Your instructions
Answer with a single number, the count of lines holding the word "name".

Recorded information

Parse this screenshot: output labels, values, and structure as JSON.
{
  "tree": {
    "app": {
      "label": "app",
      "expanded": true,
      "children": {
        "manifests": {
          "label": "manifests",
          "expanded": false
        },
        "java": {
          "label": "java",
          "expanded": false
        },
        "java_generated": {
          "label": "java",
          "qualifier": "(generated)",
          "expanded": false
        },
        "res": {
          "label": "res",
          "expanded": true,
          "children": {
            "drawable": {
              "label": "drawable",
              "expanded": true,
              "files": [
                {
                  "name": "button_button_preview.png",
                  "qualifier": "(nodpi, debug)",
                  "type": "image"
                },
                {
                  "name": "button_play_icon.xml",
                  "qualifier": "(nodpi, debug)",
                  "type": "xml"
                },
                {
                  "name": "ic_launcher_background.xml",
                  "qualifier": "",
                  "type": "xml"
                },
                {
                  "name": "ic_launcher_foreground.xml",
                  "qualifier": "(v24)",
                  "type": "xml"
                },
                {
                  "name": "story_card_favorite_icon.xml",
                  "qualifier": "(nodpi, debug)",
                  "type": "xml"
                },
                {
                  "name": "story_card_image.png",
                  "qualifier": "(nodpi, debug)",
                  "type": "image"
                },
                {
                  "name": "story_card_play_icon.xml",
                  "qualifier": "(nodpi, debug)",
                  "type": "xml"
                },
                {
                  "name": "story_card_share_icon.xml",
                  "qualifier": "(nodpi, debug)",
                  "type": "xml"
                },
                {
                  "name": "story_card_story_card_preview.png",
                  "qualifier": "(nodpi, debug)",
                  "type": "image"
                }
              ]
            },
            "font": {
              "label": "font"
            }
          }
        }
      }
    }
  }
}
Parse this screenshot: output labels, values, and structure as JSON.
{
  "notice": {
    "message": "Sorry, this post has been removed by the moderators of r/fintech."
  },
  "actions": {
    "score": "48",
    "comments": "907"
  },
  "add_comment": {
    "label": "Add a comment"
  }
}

...

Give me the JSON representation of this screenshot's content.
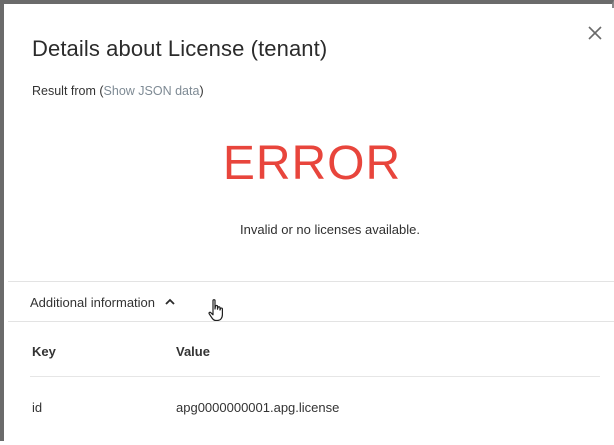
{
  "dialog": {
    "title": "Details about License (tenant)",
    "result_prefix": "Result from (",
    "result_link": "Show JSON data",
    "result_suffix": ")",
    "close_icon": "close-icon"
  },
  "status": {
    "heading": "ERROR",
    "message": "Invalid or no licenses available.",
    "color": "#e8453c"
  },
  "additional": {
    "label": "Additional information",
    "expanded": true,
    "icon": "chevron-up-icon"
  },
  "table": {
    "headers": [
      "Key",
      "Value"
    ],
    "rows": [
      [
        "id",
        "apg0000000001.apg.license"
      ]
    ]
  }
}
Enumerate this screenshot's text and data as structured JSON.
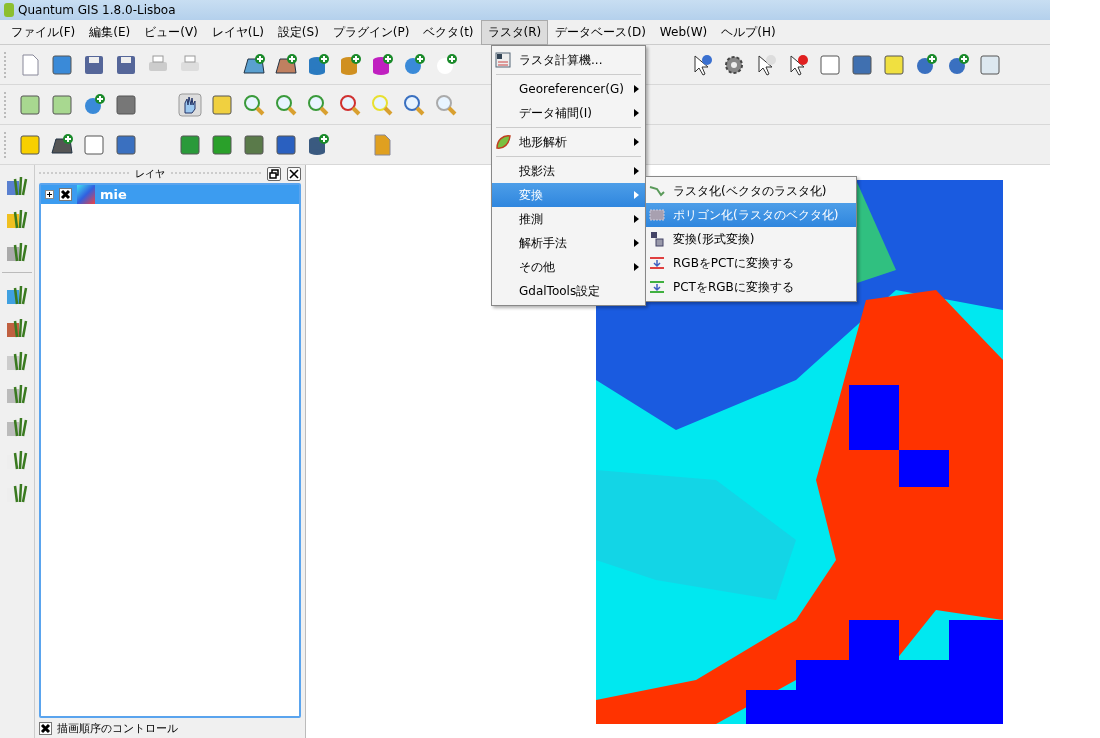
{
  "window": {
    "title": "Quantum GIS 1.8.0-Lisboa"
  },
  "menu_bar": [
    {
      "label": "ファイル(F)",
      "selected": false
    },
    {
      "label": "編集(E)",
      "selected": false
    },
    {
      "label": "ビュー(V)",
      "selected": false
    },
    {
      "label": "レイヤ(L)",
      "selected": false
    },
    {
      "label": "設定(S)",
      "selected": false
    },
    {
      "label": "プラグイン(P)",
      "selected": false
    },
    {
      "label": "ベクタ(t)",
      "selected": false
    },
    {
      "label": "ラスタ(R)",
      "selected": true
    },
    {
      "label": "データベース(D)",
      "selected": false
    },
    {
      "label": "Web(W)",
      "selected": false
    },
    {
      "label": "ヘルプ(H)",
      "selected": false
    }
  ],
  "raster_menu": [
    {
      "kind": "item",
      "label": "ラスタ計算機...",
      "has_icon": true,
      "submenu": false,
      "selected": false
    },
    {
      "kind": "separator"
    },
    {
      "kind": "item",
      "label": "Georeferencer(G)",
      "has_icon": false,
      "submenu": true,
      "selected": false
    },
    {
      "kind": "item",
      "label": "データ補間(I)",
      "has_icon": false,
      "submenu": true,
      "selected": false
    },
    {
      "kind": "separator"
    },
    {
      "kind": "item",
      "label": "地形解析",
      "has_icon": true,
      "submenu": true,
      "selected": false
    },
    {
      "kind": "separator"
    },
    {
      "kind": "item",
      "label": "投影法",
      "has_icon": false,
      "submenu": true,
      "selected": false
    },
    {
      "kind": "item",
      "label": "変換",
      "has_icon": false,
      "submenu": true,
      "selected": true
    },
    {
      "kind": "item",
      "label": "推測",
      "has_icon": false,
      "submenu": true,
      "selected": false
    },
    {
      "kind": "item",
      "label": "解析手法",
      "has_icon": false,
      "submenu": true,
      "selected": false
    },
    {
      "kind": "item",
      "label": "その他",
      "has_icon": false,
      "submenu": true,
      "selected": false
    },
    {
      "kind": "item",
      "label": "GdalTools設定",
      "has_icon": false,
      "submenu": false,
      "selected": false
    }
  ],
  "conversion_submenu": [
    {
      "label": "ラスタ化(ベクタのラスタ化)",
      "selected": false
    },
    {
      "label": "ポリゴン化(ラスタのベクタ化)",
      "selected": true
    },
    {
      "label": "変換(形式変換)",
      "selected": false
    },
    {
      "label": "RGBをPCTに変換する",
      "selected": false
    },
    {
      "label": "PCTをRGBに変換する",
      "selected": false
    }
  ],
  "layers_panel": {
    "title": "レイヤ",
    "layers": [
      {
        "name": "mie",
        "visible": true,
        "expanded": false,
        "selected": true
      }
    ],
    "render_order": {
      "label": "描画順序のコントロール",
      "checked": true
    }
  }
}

Task answer
10